Dataset items
········
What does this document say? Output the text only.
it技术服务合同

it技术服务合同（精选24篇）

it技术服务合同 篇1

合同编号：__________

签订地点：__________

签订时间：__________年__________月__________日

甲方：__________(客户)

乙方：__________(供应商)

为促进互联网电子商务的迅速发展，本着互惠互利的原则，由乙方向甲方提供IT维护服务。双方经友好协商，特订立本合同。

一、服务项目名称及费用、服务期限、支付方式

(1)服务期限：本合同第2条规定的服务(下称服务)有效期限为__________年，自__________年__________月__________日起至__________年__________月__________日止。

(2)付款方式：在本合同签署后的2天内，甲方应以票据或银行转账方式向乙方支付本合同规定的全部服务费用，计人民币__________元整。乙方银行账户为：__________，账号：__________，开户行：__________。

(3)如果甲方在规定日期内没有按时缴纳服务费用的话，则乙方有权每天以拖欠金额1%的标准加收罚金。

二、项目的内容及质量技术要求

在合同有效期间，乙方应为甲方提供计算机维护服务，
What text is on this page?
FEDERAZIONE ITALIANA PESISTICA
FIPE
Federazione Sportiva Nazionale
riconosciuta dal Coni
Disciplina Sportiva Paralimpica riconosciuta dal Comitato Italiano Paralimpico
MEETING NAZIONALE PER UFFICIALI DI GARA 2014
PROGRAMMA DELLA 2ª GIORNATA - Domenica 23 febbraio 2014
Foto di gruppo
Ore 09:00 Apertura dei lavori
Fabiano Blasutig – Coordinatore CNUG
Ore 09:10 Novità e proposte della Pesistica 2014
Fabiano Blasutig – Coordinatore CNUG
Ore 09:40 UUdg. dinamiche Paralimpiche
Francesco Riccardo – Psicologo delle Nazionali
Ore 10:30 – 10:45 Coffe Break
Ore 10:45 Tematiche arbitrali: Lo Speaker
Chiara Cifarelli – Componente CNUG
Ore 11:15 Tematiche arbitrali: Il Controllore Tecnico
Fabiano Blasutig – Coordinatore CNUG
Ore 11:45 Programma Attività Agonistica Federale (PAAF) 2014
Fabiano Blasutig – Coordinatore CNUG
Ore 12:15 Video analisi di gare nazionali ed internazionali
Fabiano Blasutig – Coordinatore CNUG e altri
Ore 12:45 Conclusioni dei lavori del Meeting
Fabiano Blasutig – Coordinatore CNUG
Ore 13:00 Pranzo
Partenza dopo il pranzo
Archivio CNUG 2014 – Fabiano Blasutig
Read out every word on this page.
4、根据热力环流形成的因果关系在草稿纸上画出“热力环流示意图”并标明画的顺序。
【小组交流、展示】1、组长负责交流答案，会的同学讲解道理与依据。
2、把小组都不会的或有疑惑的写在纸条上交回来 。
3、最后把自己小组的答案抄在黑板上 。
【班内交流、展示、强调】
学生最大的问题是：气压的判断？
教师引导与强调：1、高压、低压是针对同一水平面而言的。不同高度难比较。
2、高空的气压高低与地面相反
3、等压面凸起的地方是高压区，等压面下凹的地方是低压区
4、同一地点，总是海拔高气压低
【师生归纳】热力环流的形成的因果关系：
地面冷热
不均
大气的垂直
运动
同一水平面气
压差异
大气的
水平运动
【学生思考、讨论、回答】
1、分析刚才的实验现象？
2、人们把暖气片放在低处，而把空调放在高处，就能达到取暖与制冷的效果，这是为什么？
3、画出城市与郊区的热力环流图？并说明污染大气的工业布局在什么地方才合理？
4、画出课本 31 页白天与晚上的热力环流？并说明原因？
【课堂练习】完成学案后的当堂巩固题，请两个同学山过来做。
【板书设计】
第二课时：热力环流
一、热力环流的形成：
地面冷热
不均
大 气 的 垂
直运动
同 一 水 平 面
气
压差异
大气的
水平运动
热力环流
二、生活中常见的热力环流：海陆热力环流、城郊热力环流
········
Every entry should be printed again exactly as it stands.

Finished answer:
What does this document say? Output the text only.
it技术服务合同

it技术服务合同（精选24篇）

it技术服务合同 篇1

合同编号：__________

签订地点：__________

签订时间：__________年__________月__________日

甲方：__________(客户)

乙方：__________(供应商)

为促进互联网电子商务的迅速发展，本着互惠互利的原则，由乙方向甲方提供IT维护服务。双方经友好协商，特订立本合同。

一、服务项目名称及费用、服务期限、支付方式

(1)服务期限：本合同第2条规定的服务(下称服务)有效期限为__________年，自__________年__________月__________日起至__________年__________月__________日止。

(2)付款方式：在本合同签署后的2天内，甲方应以票据或银行转账方式向乙方支付本合同规定的全部服务费用，计人民币__________元整。乙方银行账户为：__________，账号：__________，开户行：__________。

(3)如果甲方在规定日期内没有按时缴纳服务费用的话，则乙方有权每天以拖欠金额1%的标准加收罚金。

二、项目的内容及质量技术要求

在合同有效期间，乙方应为甲方提供计算机维护服务，
What text is on this page?
FEDERAZIONE ITALIANA PESISTICA
FIPE
Federazione Sportiva Nazionale
riconosciuta dal Coni
Disciplina Sportiva Paralimpica riconosciuta dal Comitato Italiano Paralimpico
MEETING NAZIONALE PER UFFICIALI DI GARA 2014
PROGRAMMA DELLA 2ª GIORNATA - Domenica 23 febbraio 2014
Foto di gruppo
Ore 09:00 Apertura dei lavori
Fabiano Blasutig – Coordinatore CNUG
Ore 09:10 Novità e proposte della Pesistica 2014
Fabiano Blasutig – Coordinatore CNUG
Ore 09:40 UUdg. dinamiche Paralimpiche
Francesco Riccardo – Psicologo delle Nazionali
Ore 10:30 – 10:45 Coffe Break
Ore 10:45 Tematiche arbitrali: Lo Speaker
Chiara Cifarelli – Componente CNUG
Ore 11:15 Tematiche arbitrali: Il Controllore Tecnico
Fabiano Blasutig – Coordinatore CNUG
Ore 11:45 Programma Attività Agonistica Federale (PAAF) 2014
Fabiano Blasutig – Coordinatore CNUG
Ore 12:15 Video analisi di gare nazionali ed internazionali
Fabiano Blasutig – Coordinatore CNUG e altri
Ore 12:45 Conclusioni dei lavori del Meeting
Fabiano Blasutig – Coordinatore CNUG
Ore 13:00 Pranzo
Partenza dopo il pranzo
Archivio CNUG 2014 – Fabiano Blasutig
Read out every word on this page.
4、根据热力环流形成的因果关系在草稿纸上画出“热力环流示意图”并标明画的顺序。
【小组交流、展示】1、组长负责交流答案，会的同学讲解道理与依据。
2、把小组都不会的或有疑惑的写在纸条上交回来 。
3、最后把自己小组的答案抄在黑板上 。
【班内交流、展示、强调】
学生最大的问题是：气压的判断？
教师引导与强调：1、高压、低压是针对同一水平面而言的。不同高度难比较。
2、高空的气压高低与地面相反
3、等压面凸起的地方是高压区，等压面下凹的地方是低压区
4、同一地点，总是海拔高气压低
【师生归纳】热力环流的形成的因果关系：
地面冷热
不均
大气的垂直
运动
同一水平面气
压差异
大气的
水平运动
【学生思考、讨论、回答】
1、分析刚才的实验现象？
2、人们把暖气片放在低处，而把空调放在高处，就能达到取暖与制冷的效果，这是为什么？
3、画出城市与郊区的热力环流图？并说明污染大气的工业布局在什么地方才合理？
4、画出课本 31 页白天与晚上的热力环流？并说明原因？
【课堂练习】完成学案后的当堂巩固题，请两个同学山过来做。
【板书设计】
第二课时：热力环流
一、热力环流的形成：
地面冷热
不均
大 气 的 垂
直运动
同 一 水 平 面
气
压差异
大气的
水平运动
热力环流
二、生活中常见的热力环流：海陆热力环流、城郊热力环流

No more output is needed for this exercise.